> [Task to carry out]: In the listing below, locate the lines that hold the string "true". Copy those lines.

****************************************

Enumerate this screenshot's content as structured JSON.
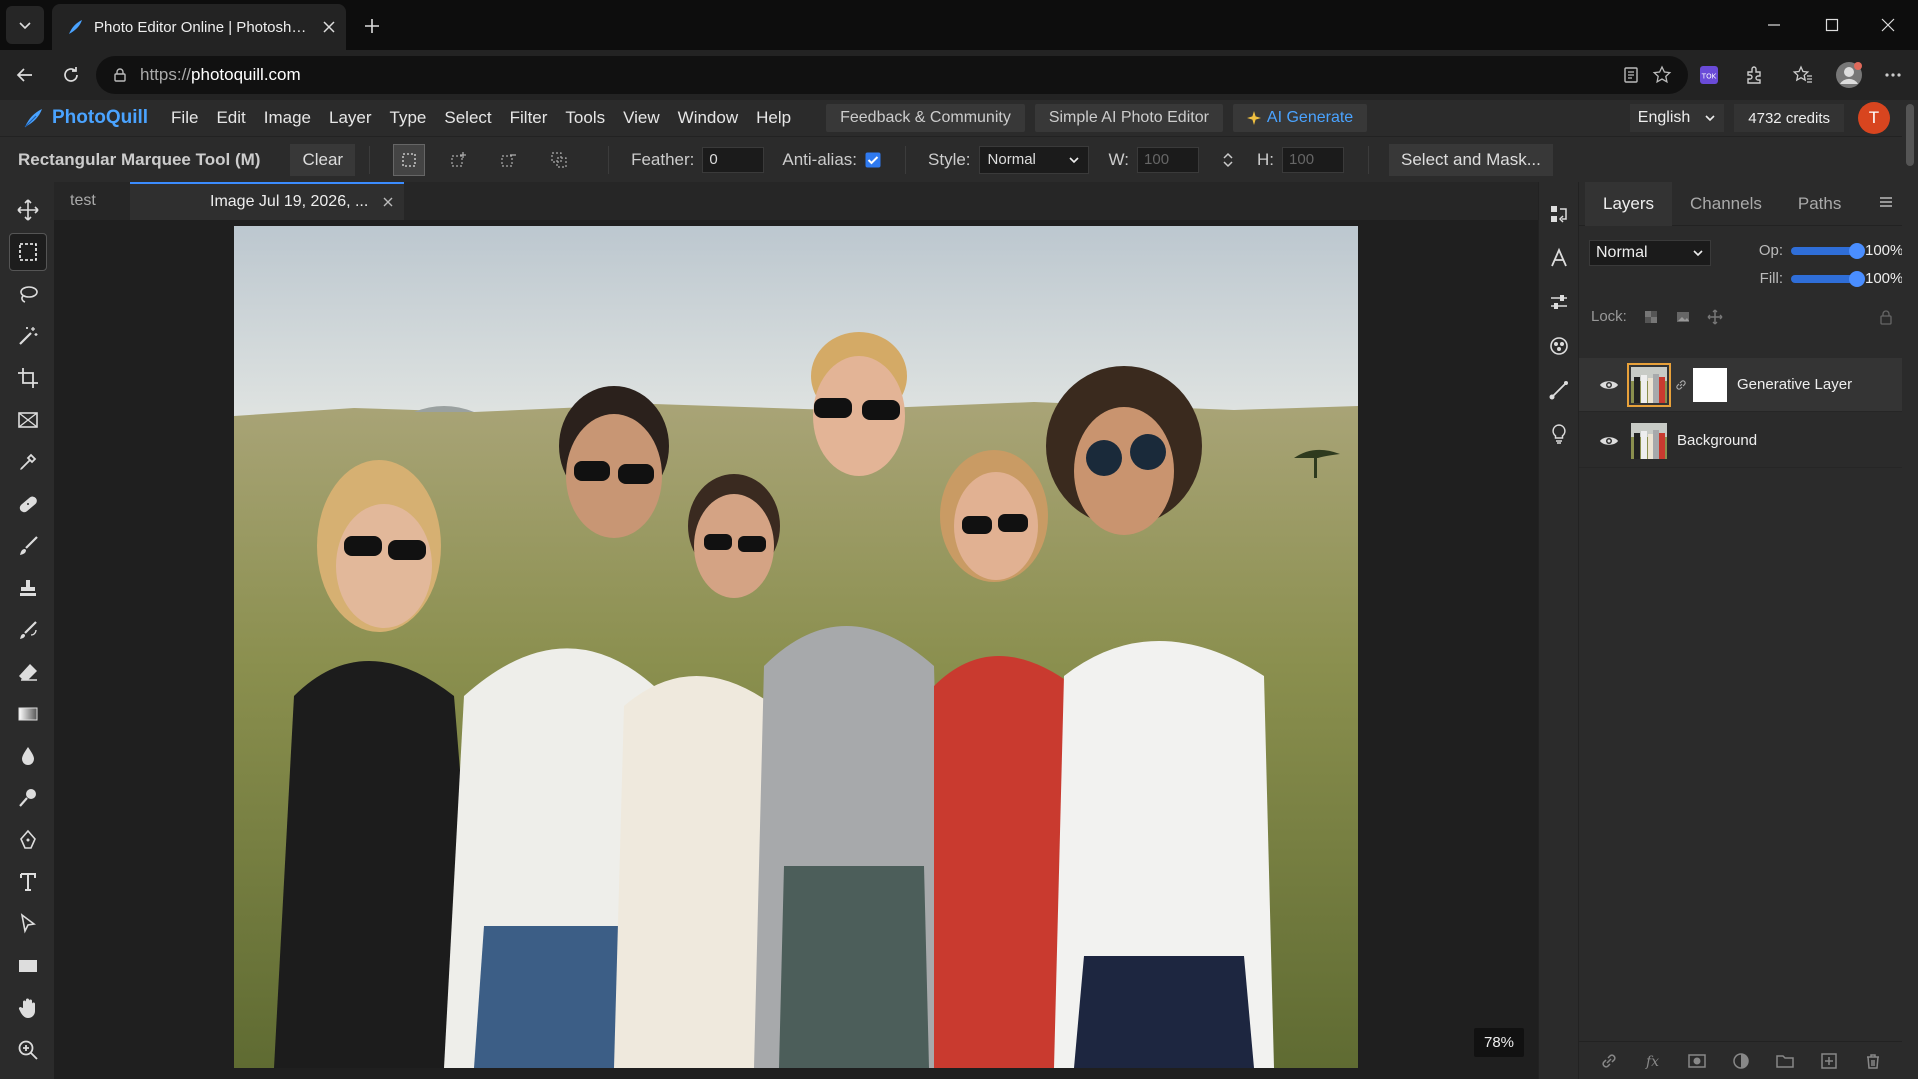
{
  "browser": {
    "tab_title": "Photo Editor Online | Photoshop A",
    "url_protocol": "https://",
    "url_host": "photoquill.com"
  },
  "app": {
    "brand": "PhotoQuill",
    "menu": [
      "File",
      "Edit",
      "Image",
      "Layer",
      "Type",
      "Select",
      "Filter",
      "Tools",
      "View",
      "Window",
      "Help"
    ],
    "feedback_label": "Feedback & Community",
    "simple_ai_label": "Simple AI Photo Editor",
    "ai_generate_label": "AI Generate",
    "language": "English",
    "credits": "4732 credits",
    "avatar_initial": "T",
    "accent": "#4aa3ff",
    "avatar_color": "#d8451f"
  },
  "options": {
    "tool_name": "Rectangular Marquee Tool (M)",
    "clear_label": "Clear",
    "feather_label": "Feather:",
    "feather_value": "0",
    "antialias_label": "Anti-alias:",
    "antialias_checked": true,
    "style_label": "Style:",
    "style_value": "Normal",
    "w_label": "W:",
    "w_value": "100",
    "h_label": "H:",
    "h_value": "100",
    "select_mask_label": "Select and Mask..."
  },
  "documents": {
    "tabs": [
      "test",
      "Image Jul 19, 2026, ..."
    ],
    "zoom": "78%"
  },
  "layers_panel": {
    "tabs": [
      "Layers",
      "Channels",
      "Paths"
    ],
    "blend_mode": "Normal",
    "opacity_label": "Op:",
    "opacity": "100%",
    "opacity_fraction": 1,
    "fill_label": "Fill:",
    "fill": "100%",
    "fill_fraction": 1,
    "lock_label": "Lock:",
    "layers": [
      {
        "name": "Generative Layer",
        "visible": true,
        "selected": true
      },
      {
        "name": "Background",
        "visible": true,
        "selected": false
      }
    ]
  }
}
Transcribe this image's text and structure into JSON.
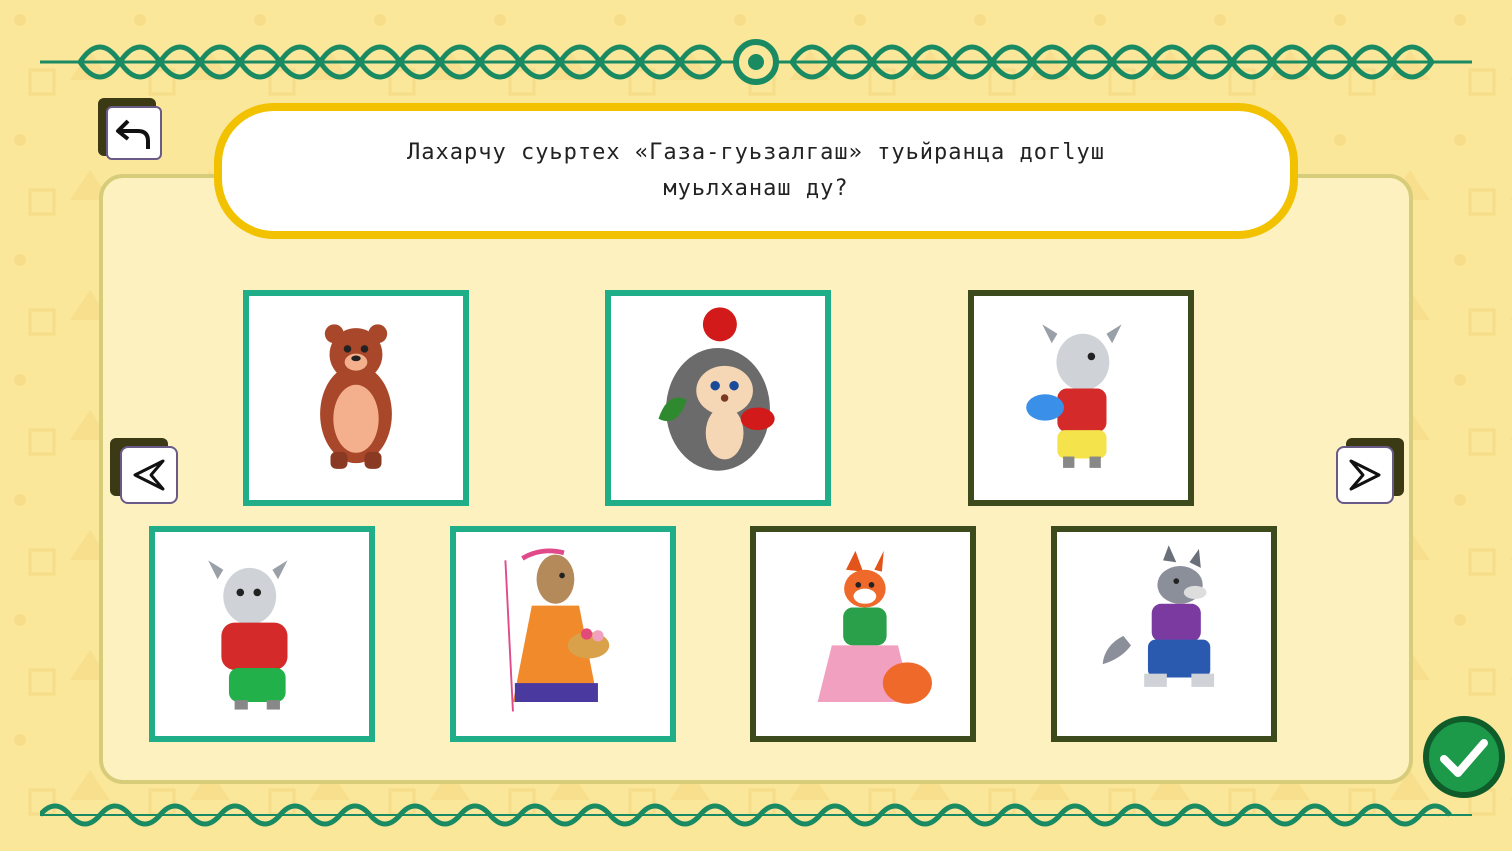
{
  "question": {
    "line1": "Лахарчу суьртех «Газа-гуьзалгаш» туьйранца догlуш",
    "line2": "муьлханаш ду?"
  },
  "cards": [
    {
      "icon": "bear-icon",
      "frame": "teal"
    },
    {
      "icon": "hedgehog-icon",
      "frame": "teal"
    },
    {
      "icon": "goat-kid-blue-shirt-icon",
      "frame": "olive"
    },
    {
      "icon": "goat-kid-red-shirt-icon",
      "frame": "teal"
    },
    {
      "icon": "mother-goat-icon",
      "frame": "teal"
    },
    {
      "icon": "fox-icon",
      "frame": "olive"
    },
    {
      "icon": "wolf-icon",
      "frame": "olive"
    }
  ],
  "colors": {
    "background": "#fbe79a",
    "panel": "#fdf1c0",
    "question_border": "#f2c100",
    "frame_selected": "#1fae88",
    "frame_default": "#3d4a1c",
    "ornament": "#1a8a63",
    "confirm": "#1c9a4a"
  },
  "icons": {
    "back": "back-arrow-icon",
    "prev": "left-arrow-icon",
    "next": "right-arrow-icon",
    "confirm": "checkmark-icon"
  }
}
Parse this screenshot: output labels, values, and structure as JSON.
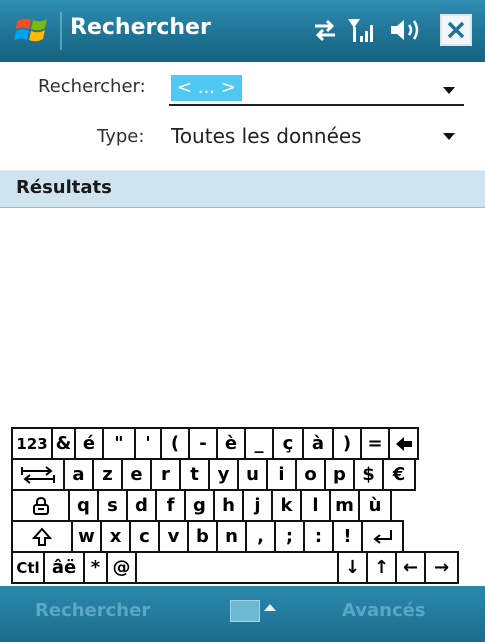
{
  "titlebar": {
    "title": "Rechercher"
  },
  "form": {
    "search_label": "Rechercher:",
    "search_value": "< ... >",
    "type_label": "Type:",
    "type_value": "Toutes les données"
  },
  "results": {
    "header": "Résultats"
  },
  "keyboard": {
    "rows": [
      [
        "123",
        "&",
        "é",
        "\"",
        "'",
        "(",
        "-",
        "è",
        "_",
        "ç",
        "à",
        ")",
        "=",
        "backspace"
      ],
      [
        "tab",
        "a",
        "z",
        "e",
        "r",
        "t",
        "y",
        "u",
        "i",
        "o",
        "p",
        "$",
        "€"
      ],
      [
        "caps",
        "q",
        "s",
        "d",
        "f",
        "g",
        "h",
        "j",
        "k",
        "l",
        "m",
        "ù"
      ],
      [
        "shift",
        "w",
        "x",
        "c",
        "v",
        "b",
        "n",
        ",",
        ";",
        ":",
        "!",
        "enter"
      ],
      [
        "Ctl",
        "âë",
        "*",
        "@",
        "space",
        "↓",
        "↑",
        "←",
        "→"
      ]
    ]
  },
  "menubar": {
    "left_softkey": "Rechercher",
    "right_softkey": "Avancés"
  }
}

****************************************

> [Solution]:
    "antialias_checked": true,
        "visible": true,
        "selected": true
        "visible": true,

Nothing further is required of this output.